Text content records for pages:
*** Block opens ***

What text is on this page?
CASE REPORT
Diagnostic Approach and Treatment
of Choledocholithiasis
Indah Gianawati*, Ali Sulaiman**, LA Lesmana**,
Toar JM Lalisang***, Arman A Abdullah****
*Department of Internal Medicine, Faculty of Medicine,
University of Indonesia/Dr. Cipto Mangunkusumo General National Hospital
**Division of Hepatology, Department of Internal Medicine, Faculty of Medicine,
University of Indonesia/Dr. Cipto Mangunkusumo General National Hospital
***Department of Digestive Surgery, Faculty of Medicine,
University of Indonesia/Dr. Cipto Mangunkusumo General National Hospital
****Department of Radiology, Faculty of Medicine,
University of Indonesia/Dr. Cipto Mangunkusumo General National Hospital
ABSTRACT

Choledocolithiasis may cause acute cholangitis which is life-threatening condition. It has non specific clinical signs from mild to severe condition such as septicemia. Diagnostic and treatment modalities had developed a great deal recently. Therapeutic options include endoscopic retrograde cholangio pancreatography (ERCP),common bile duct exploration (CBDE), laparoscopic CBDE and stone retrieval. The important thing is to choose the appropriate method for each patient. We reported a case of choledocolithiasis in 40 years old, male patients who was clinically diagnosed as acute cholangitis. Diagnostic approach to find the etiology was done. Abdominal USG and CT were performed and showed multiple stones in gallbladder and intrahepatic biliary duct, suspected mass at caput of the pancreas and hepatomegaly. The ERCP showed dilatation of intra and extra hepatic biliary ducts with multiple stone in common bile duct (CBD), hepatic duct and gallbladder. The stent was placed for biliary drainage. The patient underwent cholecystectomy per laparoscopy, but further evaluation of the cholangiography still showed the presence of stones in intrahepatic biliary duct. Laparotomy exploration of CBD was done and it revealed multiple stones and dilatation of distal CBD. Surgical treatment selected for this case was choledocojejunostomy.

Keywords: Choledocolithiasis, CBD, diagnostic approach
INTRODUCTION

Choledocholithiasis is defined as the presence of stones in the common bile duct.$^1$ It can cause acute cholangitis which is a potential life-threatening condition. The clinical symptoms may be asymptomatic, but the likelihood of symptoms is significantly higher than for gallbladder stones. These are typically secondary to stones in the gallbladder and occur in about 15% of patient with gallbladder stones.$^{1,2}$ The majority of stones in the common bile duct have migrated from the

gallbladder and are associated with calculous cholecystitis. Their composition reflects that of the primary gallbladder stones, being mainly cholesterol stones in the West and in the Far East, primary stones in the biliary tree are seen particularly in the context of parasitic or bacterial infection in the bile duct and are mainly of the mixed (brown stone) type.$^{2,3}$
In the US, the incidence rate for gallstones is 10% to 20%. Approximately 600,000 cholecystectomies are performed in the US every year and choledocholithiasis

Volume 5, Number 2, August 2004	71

*** Block closes ***

ABOUT THIS TASK: From the data above, show each line that contains "Medicine".

RESULT OF THIS TASK:
*Department of Internal Medicine, Faculty of Medicine,
**Division of Hepatology, Department of Internal Medicine, Faculty of Medicine,
***Department of Digestive Surgery, Faculty of Medicine,
****Department of Radiology, Faculty of Medicine,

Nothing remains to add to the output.